Give the number of lines in the data that hold the string "também". Nothing else is needed.
--- --- ---
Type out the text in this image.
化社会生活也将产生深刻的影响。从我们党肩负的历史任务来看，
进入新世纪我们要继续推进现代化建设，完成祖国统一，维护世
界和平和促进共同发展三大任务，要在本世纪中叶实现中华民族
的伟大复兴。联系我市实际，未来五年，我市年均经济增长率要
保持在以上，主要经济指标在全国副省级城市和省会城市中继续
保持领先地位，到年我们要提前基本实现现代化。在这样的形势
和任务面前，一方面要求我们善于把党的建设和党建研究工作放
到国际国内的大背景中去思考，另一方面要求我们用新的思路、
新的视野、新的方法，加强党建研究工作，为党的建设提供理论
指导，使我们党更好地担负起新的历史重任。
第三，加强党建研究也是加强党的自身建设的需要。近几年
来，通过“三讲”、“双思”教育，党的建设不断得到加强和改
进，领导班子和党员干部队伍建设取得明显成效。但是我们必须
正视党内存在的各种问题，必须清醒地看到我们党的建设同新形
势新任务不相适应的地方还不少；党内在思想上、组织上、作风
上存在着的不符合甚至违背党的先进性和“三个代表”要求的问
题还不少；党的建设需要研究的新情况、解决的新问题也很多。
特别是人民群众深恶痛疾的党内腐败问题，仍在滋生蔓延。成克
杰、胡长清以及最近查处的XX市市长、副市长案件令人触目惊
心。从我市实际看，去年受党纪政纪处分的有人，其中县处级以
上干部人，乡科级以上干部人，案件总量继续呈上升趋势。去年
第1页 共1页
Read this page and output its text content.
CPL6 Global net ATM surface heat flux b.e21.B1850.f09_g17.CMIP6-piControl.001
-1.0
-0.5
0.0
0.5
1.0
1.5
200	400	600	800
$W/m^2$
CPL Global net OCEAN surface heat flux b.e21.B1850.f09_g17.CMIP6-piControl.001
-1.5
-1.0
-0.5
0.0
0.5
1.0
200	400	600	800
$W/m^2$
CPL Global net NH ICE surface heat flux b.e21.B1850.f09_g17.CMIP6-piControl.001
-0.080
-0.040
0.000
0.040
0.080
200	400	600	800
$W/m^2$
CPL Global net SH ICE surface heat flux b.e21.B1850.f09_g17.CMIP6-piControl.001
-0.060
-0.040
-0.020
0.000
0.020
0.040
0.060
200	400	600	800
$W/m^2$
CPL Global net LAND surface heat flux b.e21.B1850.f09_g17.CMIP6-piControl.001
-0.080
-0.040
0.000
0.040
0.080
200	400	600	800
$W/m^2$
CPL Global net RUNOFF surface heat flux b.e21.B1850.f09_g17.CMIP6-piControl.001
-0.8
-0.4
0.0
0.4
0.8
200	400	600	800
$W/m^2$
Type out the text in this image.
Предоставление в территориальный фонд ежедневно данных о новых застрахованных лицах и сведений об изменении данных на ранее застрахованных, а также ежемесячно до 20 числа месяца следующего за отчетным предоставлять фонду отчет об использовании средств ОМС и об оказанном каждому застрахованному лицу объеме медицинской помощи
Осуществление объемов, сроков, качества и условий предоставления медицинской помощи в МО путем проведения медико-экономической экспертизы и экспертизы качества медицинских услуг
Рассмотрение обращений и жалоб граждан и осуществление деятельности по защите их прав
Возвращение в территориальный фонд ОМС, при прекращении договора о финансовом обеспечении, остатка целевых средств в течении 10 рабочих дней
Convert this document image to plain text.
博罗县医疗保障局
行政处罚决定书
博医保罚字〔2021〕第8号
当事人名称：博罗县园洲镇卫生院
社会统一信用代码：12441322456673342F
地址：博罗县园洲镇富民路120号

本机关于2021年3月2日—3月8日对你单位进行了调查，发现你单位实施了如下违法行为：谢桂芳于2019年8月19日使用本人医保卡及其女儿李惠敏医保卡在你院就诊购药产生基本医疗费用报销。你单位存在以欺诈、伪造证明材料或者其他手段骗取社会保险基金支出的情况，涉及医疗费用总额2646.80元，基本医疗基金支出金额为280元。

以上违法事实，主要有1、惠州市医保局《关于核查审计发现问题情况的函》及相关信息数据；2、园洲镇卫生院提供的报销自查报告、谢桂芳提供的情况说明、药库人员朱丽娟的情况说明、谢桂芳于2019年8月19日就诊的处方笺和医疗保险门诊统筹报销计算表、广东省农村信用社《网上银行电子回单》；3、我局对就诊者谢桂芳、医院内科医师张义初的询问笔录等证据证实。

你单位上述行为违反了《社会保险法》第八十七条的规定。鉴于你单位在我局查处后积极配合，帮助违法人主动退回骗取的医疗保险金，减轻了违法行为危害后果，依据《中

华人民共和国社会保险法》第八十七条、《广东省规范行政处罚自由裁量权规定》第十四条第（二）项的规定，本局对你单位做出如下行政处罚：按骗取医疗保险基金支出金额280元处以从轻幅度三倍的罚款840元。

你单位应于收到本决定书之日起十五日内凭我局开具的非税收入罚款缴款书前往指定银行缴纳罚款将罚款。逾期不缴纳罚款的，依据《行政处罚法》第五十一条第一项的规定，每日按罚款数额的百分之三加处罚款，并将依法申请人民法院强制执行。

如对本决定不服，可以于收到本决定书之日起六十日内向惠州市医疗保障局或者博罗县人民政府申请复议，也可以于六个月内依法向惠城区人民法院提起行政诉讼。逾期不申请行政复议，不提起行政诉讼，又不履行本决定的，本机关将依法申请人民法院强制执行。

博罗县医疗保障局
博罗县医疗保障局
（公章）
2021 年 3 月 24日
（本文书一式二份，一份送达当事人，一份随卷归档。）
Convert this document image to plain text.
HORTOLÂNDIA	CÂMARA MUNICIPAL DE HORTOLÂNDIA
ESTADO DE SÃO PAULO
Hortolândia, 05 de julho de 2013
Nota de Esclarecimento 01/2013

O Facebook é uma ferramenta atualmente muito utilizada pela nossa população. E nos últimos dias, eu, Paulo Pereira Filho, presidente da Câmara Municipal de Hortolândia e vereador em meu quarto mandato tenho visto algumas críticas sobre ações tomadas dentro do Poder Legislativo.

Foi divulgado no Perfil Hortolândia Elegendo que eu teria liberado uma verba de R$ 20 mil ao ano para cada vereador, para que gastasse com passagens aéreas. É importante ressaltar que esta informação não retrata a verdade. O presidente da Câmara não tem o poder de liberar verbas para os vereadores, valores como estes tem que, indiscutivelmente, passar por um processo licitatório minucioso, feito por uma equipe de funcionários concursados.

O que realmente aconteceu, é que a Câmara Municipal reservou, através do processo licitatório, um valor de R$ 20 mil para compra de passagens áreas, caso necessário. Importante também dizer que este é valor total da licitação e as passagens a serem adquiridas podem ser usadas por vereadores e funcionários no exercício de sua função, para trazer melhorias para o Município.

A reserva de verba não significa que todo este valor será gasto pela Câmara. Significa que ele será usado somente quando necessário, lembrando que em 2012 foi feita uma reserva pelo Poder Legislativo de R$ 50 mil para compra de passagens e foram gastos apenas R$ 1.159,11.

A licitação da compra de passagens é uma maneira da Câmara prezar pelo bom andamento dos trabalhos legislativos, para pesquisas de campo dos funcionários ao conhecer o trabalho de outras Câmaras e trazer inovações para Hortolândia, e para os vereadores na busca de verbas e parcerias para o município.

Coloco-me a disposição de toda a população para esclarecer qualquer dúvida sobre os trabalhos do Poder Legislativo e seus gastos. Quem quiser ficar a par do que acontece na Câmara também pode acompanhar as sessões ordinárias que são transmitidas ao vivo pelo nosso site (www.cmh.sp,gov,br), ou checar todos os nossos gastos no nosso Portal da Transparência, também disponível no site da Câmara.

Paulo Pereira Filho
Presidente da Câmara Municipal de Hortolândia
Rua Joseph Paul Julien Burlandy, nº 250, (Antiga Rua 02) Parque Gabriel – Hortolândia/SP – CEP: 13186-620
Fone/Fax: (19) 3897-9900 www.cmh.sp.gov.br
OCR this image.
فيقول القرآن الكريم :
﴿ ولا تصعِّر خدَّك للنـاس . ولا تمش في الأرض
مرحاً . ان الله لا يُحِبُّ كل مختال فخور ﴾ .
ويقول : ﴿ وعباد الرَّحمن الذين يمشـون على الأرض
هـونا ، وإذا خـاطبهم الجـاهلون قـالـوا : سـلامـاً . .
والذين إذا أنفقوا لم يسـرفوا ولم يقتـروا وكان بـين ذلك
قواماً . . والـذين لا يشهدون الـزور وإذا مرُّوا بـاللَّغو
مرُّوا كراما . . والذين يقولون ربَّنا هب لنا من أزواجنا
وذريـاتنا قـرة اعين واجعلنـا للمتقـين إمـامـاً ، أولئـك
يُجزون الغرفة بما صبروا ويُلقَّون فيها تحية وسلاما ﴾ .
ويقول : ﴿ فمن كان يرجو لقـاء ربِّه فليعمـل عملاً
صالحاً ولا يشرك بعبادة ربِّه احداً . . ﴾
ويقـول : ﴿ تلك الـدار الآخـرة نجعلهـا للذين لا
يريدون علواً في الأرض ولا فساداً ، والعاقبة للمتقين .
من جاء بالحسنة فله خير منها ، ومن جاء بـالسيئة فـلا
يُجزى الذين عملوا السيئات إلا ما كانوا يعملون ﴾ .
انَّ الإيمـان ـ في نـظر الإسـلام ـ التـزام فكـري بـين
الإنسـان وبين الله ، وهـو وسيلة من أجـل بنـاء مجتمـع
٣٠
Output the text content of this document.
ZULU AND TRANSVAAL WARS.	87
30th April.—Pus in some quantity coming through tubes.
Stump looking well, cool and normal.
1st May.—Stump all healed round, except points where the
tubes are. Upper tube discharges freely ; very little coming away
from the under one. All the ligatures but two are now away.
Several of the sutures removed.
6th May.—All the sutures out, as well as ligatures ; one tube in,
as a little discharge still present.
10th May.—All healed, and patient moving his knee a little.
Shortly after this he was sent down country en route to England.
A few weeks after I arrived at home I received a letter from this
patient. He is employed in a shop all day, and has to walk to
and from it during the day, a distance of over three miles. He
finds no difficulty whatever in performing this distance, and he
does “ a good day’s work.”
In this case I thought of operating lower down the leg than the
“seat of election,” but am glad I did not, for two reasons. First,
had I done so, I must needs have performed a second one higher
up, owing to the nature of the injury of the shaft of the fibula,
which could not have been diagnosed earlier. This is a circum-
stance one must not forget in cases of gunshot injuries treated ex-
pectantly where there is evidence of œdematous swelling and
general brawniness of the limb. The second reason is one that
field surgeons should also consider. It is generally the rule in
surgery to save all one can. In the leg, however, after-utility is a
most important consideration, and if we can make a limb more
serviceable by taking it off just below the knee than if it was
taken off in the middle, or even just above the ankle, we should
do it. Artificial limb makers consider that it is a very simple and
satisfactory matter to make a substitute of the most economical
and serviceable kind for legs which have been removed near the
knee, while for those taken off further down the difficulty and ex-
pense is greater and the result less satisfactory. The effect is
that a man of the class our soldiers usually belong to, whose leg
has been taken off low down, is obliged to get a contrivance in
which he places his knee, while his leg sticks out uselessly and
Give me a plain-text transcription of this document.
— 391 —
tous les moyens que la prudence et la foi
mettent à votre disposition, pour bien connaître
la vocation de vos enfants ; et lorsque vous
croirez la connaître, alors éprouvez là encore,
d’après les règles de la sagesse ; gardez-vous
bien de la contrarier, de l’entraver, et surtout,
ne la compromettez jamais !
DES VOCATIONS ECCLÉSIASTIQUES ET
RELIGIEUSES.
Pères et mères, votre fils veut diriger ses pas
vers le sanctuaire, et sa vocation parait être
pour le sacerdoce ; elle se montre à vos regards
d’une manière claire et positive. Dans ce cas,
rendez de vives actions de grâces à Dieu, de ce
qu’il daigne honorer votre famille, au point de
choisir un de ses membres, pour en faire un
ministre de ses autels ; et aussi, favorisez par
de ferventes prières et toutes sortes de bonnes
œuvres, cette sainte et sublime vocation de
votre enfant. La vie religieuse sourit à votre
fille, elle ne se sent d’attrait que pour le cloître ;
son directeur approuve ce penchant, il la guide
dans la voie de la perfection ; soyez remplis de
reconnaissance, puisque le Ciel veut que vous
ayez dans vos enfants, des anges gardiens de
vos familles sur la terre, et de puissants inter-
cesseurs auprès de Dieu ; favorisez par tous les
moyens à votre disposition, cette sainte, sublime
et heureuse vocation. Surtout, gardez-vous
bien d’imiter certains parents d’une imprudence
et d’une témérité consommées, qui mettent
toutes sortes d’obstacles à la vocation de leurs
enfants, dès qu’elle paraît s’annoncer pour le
--- --- ---
EXERCISE RESPONSE:
2